* [正文部分]

###

1.安德鲁算法求 上+下凸包

2.Q.resize(k)和Q.reszie(k+1)的问题

3.几何题精度double和long long 避免混用,判断正负用sign

4.求凸包面积(无精度差),凸包周长

5.稳定凸包的理解:即不存在一个点,使得原先凸包上的点不再是新凸包上的点。即凸包上每条边,都有>=3个点存在

6.极角排序/ 求凸包后也是极角排序

这些总结都是从已发过的文章里总结出来。可以看博客分栏的凸包专题

模板:

求凸包面积
#include<cstdio>
#include<vector>
#include<cmath>
#include<string>
#include<string.h>
#include<iostream>
#include<algorithm>
#define PI acos(-1.0)

###

[已存记录]

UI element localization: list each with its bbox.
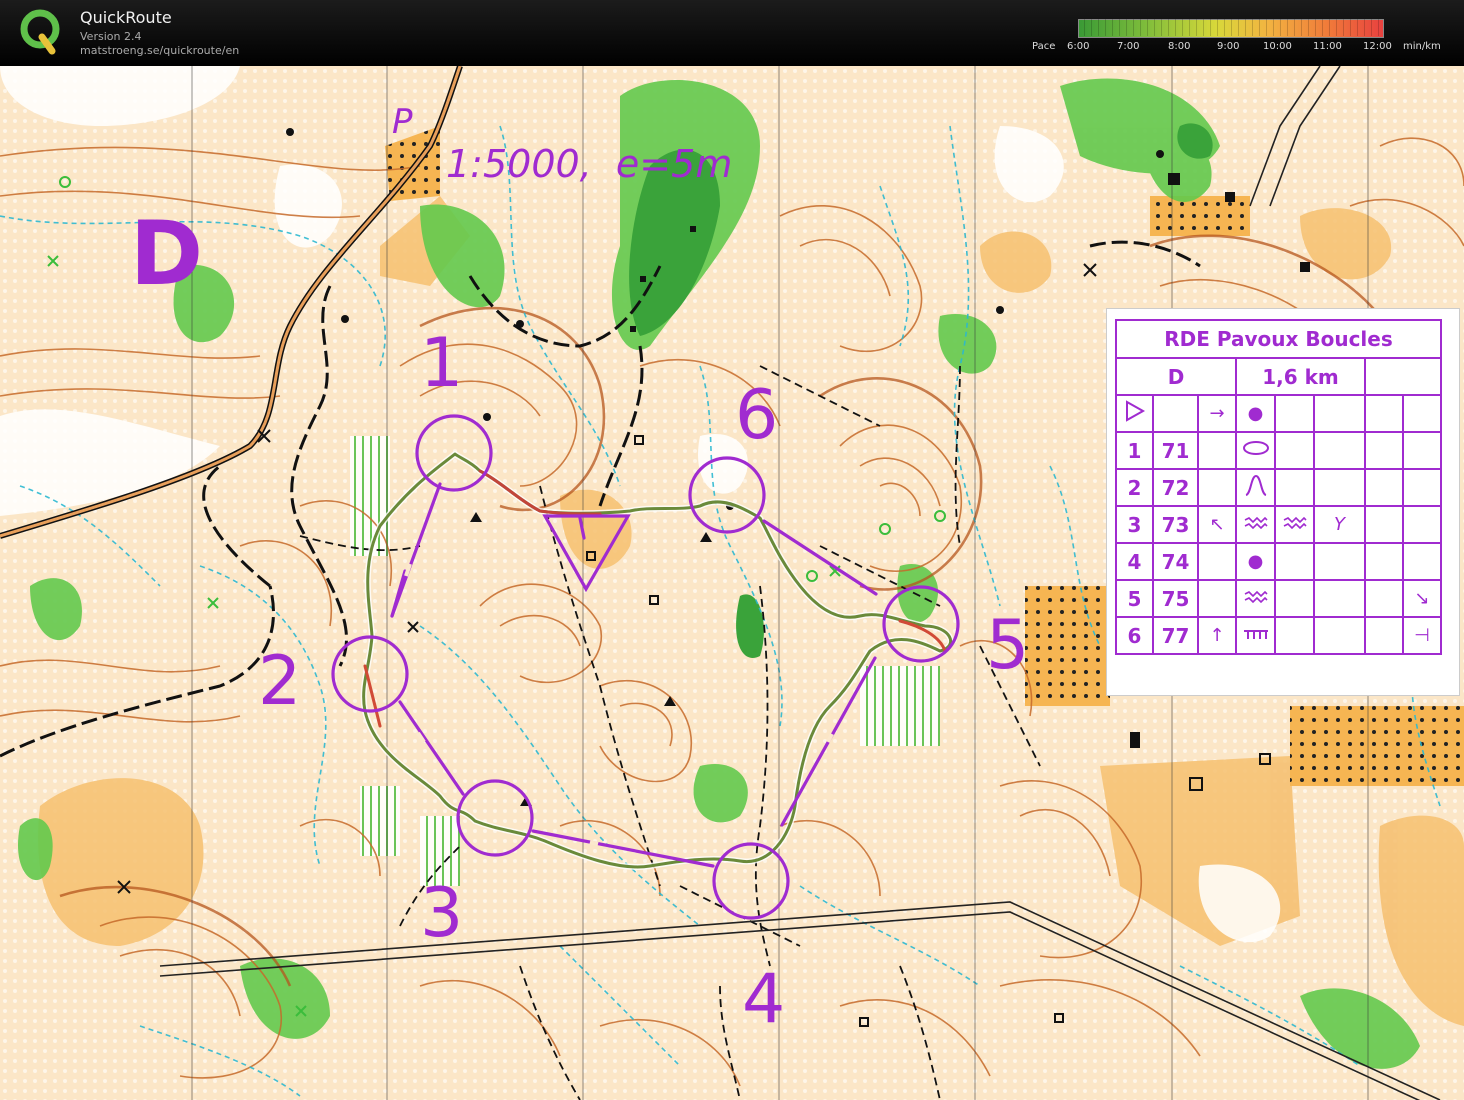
control-code: 72 [1152, 468, 1199, 507]
direction-cell [1197, 431, 1237, 470]
control-number-3: 3 [420, 874, 464, 953]
cell [1313, 616, 1366, 655]
rocky-ground-icon [1274, 505, 1315, 544]
cell [1274, 616, 1315, 655]
direction-cell [1197, 468, 1237, 507]
cell [1313, 579, 1366, 618]
control-code: 73 [1152, 505, 1199, 544]
cell [1274, 542, 1315, 581]
dot-icon: ● [1235, 394, 1276, 433]
control-code: 77 [1152, 616, 1199, 655]
pace-tick: 12:00 [1363, 41, 1392, 52]
pace-tick: 9:00 [1217, 41, 1240, 52]
parking-label: P [392, 102, 413, 142]
pace-label: Pace [1032, 41, 1056, 52]
cell [1402, 468, 1442, 507]
cell [1313, 394, 1366, 433]
control-num: 4 [1115, 542, 1154, 581]
control-num: 3 [1115, 505, 1154, 544]
cell [1364, 579, 1404, 618]
cell [1402, 542, 1442, 581]
cell [1313, 542, 1366, 581]
rocky-ground-icon [1235, 579, 1276, 618]
app-title: QuickRoute [80, 8, 172, 27]
cell [1152, 394, 1199, 433]
cell [1274, 468, 1315, 507]
control-number-5: 5 [986, 606, 1030, 685]
start-triangle-icon [1115, 394, 1154, 433]
control-num: 6 [1115, 616, 1154, 655]
cell [1274, 394, 1315, 433]
control-num: 5 [1115, 579, 1154, 618]
course-letter: D [130, 202, 204, 305]
control-row-3: 3 73 ↖ Y [1115, 505, 1442, 544]
app-header: QuickRoute Version 2.4 matstroeng.se/qui… [0, 0, 1464, 66]
direction-cell [1197, 542, 1237, 581]
cell [1364, 431, 1404, 470]
control-code: 71 [1152, 431, 1199, 470]
arrow-up-icon: ↑ [1197, 616, 1237, 655]
arrow-down-right-icon: ↘ [1402, 579, 1442, 618]
cell [1364, 505, 1404, 544]
cell [1364, 468, 1404, 507]
control-row-2: 2 72 [1115, 468, 1442, 507]
pace-tick: 8:00 [1168, 41, 1191, 52]
control-num: 1 [1115, 431, 1154, 470]
pace-tick: 7:00 [1117, 41, 1140, 52]
course-name: D [1115, 357, 1237, 396]
control-row-1: 1 71 [1115, 431, 1442, 470]
app-version: Version 2.4 [80, 30, 142, 43]
control-number-6: 6 [735, 376, 779, 455]
y-junction-cell: Y [1313, 505, 1366, 544]
pace-tick: 6:00 [1067, 41, 1090, 52]
control-code: 75 [1152, 579, 1199, 618]
control-description-table: RDE Pavoux Boucles D 1,6 km → ● 1 71 2 7… [1115, 319, 1442, 655]
cell [1402, 394, 1442, 433]
control-description-card: RDE Pavoux Boucles D 1,6 km → ● 1 71 2 7… [1106, 308, 1460, 696]
cell [1364, 616, 1404, 655]
cell [1313, 468, 1366, 507]
pace-unit: min/km [1403, 41, 1441, 52]
knoll-icon [1235, 468, 1276, 507]
app-url[interactable]: matstroeng.se/quickroute/en [80, 44, 239, 57]
direction-cell [1197, 579, 1237, 618]
empty-cell [1364, 357, 1442, 396]
course-length: 1,6 km [1235, 357, 1366, 396]
control-row-5: 5 75 ↘ [1115, 579, 1442, 618]
cell [1274, 431, 1315, 470]
control-num: 2 [1115, 468, 1154, 507]
arrow-right-icon: → [1197, 394, 1237, 433]
cell [1313, 431, 1366, 470]
control-row-6: 6 77 ↑ ⊣ [1115, 616, 1442, 655]
control-number-2: 2 [258, 642, 302, 721]
cell [1402, 431, 1442, 470]
wall-icon [1235, 616, 1276, 655]
cell [1364, 542, 1404, 581]
control-row-4: 4 74 ● [1115, 542, 1442, 581]
arrow-up-left-icon: ↖ [1197, 505, 1237, 544]
cell [1274, 579, 1315, 618]
ellipse-pit-icon [1235, 431, 1276, 470]
pace-scale-grid [1078, 19, 1382, 36]
rocky-ground-icon [1235, 505, 1276, 544]
pace-tick: 10:00 [1263, 41, 1292, 52]
control-number-1: 1 [420, 324, 464, 403]
control-code: 74 [1152, 542, 1199, 581]
dot-icon: ● [1235, 542, 1276, 581]
scale-text: 1:5000, e=5m [446, 142, 733, 186]
control-number-4: 4 [742, 960, 786, 1039]
cell [1364, 394, 1404, 433]
event-title: RDE Pavoux Boucles [1115, 319, 1442, 359]
quickroute-q-logo-icon [20, 9, 60, 55]
end-of-feature-icon: ⊣ [1402, 616, 1442, 655]
pace-tick: 11:00 [1313, 41, 1342, 52]
start-row: → ● [1115, 394, 1442, 433]
cell [1402, 505, 1442, 544]
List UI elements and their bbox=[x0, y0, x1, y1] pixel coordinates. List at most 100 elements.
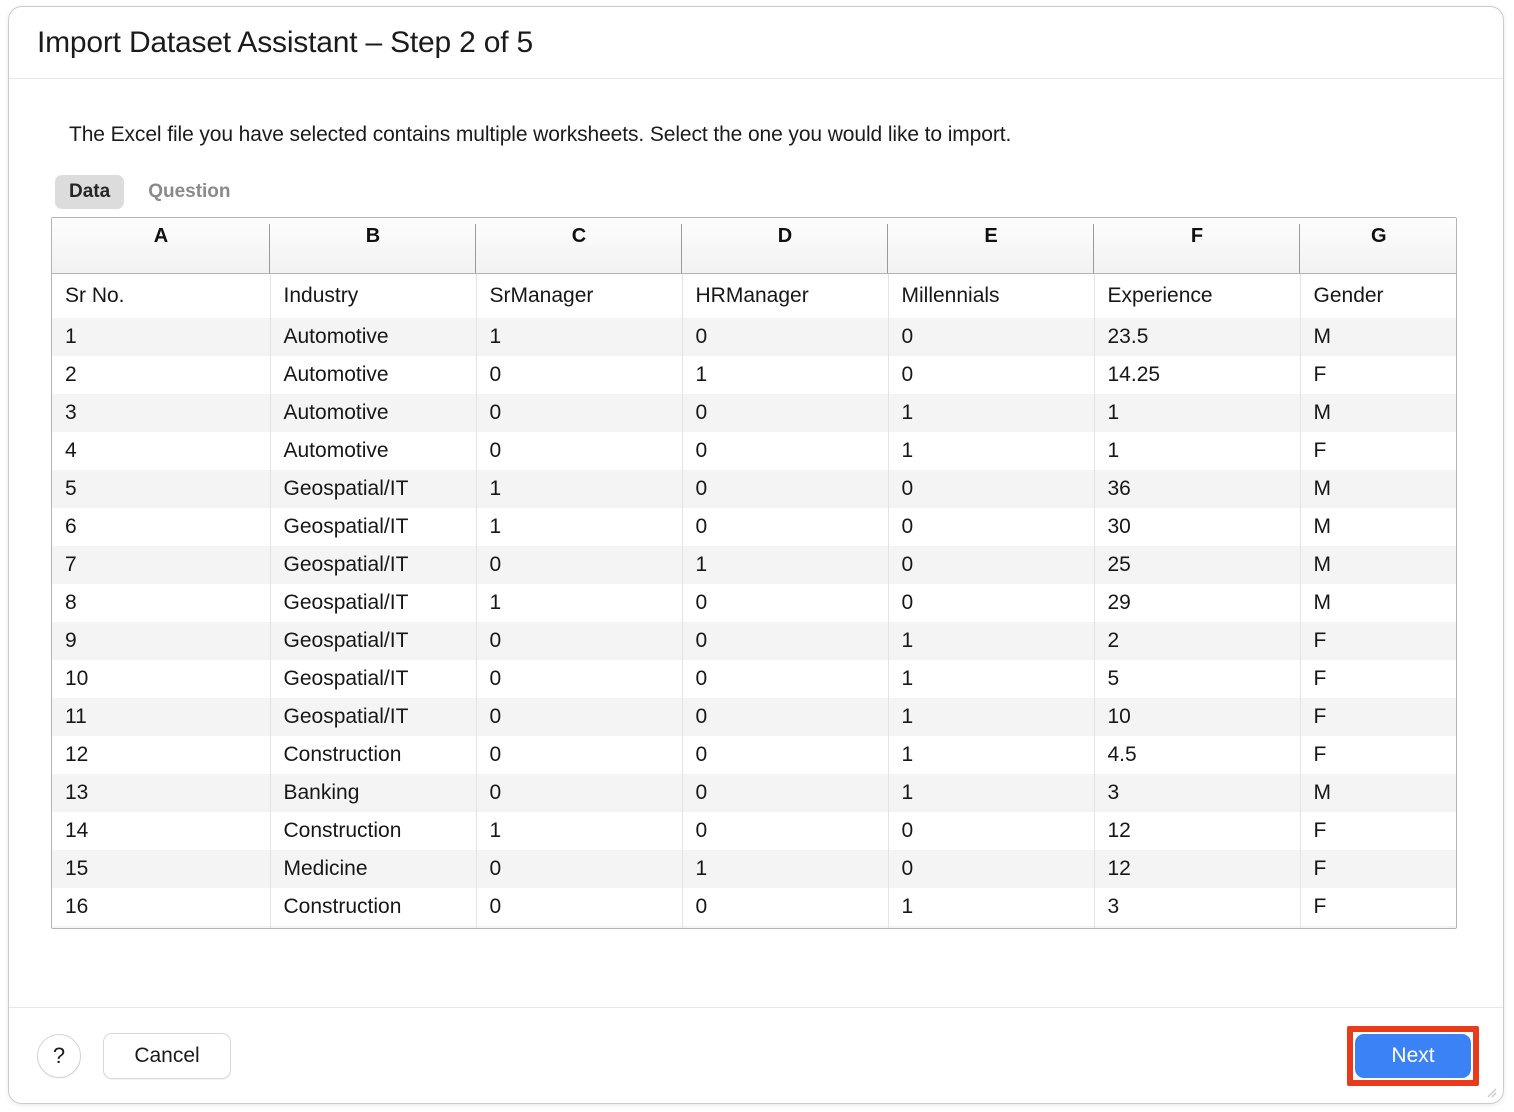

###

* [任务要求] 请把上面凸包笔记中从“这些总结都是从已发过的文章里总结出来。可以看博客分栏的凸包专题”开始、到“#define PI acos(-1.0)”结束的那部分一字不差地抄写出来。

* [练习结果]
这些总结都是从已发过的文章里总结出来。可以看博客分栏的凸包专题

模板:

求凸包面积
#include<cstdio>
#include<vector>
#include<cmath>
#include<string>
#include<string.h>
#include<iostream>
#include<algorithm>
#define PI acos(-1.0)